Figure content listings:
+===+

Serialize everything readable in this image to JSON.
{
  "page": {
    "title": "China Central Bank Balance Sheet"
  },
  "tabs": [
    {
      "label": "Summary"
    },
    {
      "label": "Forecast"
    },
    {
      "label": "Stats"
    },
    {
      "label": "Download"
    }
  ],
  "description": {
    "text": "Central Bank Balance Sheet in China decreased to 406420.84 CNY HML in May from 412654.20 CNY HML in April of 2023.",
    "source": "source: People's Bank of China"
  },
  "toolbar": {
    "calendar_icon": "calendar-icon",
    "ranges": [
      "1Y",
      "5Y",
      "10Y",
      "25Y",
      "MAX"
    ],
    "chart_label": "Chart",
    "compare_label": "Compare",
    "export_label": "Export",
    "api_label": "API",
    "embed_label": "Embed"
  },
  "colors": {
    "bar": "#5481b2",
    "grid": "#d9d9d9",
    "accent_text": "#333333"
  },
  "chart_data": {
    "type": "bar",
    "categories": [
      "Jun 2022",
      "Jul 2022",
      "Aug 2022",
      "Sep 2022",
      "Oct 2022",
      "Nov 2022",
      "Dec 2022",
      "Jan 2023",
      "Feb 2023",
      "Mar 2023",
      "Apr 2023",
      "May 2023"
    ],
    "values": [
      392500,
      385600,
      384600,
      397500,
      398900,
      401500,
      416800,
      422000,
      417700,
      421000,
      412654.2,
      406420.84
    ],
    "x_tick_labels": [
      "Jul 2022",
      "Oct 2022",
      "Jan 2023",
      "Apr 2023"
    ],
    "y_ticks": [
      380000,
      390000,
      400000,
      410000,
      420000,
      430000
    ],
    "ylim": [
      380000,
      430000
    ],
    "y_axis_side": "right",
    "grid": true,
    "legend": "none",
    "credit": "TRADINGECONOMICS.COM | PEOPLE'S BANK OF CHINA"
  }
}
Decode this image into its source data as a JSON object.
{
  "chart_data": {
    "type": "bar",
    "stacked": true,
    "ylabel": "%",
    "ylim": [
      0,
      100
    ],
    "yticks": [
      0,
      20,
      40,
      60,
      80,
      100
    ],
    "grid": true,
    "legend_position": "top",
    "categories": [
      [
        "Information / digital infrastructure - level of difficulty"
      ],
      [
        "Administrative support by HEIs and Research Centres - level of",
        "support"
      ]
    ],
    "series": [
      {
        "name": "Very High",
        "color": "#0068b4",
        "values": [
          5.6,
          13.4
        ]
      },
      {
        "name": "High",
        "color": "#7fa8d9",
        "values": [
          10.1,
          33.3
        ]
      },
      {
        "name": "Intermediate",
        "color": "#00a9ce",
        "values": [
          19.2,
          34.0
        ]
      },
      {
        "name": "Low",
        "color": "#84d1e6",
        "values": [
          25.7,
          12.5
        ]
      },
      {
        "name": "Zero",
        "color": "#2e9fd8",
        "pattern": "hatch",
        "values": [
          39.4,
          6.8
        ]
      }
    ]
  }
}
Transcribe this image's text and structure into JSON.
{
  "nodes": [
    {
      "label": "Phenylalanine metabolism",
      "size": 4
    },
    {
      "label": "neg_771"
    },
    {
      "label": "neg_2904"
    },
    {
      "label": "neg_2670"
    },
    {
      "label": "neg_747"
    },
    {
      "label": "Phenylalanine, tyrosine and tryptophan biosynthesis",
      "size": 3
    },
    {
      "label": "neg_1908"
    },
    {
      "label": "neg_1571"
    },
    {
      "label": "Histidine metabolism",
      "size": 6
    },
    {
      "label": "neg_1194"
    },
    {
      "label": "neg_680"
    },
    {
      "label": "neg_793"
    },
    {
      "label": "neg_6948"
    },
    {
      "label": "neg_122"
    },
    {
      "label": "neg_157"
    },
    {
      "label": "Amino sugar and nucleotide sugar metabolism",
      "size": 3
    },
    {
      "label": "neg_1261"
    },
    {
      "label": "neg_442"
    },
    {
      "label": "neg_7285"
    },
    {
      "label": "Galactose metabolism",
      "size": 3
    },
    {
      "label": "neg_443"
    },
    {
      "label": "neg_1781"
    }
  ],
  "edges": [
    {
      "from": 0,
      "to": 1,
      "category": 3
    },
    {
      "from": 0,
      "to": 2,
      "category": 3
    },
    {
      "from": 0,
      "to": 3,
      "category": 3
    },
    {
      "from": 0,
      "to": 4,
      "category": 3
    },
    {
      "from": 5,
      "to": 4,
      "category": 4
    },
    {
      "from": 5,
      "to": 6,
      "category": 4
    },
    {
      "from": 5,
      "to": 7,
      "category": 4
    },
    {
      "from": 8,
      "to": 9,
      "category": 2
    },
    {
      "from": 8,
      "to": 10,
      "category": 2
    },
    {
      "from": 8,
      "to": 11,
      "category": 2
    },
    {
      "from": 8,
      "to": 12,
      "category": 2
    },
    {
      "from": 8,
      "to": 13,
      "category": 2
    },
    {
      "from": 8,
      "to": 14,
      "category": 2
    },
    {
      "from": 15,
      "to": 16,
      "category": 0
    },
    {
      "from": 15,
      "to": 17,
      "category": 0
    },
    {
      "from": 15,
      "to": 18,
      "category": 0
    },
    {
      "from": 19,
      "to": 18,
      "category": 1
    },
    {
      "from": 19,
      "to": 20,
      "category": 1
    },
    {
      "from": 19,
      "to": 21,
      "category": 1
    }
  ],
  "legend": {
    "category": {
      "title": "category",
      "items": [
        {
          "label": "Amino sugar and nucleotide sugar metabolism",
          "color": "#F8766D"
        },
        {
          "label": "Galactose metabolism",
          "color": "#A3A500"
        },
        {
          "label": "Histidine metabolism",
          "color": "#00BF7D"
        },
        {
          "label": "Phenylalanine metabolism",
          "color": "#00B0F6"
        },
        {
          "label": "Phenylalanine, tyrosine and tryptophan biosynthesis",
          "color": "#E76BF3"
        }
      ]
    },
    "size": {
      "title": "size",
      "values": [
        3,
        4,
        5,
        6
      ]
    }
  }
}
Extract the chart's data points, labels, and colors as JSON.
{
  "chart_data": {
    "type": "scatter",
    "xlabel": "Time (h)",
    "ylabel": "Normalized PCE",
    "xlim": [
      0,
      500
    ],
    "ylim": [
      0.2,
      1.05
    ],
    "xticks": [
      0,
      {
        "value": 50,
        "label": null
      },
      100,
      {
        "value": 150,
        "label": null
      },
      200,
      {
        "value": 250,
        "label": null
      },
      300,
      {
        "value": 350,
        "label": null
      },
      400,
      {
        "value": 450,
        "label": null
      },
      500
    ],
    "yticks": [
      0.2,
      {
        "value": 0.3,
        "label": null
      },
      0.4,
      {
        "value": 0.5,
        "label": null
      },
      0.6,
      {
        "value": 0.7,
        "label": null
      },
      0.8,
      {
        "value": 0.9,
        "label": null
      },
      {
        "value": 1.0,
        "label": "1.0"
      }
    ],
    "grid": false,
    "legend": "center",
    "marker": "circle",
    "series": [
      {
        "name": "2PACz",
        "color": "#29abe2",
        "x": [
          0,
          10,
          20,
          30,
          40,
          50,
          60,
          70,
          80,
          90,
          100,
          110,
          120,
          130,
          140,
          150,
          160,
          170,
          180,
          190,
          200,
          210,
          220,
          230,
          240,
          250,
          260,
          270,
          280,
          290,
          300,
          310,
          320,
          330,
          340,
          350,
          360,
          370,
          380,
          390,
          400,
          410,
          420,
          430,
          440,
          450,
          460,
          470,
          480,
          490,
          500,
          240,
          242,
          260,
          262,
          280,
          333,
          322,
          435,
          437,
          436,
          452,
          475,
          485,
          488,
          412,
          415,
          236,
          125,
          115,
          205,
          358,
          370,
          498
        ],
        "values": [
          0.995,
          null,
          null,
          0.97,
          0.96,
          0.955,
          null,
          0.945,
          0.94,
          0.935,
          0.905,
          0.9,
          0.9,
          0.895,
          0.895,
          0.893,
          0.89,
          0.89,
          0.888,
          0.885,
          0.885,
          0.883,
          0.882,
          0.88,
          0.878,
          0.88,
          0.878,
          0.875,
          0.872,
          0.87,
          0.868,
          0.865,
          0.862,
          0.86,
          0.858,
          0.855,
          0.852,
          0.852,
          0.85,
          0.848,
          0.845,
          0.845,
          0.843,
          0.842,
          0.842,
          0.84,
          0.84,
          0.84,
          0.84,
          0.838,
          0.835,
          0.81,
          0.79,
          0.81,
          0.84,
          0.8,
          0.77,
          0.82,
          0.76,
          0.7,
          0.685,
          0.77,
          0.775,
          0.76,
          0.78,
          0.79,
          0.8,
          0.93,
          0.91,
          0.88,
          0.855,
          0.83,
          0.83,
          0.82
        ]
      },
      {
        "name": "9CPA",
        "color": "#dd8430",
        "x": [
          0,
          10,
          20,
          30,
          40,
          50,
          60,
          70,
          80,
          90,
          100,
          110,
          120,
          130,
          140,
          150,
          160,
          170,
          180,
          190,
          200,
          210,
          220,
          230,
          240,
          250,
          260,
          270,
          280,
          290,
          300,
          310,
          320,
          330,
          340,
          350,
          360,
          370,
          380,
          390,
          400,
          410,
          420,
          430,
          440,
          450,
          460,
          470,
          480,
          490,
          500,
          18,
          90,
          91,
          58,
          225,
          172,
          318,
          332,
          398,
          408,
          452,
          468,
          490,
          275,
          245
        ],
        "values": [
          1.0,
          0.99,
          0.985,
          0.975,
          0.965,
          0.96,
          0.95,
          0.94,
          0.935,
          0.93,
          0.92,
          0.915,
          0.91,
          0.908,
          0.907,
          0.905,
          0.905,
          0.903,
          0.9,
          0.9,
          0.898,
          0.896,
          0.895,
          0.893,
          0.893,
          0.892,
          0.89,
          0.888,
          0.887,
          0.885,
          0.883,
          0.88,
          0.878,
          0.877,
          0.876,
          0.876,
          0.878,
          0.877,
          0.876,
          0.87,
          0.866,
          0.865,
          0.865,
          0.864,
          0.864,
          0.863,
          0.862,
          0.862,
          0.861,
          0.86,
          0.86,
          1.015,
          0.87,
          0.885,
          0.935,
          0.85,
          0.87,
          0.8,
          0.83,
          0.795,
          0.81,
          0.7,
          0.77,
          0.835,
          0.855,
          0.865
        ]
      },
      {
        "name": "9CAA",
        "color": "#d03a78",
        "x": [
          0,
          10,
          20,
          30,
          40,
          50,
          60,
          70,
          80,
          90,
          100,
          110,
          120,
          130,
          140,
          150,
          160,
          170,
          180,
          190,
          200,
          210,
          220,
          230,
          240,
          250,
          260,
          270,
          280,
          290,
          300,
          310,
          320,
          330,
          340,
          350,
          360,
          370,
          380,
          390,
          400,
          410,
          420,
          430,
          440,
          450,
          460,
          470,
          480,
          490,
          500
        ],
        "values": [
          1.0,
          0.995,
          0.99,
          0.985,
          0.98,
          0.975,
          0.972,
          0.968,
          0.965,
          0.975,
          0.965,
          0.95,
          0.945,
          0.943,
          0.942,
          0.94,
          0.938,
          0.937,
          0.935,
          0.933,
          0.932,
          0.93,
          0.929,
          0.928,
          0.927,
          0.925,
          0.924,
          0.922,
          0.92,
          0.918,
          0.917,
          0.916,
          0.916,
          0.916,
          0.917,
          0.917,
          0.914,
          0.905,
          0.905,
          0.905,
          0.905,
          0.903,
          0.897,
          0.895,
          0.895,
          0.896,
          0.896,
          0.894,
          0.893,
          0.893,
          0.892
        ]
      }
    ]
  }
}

+===+

Set task:
Pull out all lines containing "source".

Correct result:
    "source": "source: People's Bank of China"
Decode this image into its source data as a JSON object.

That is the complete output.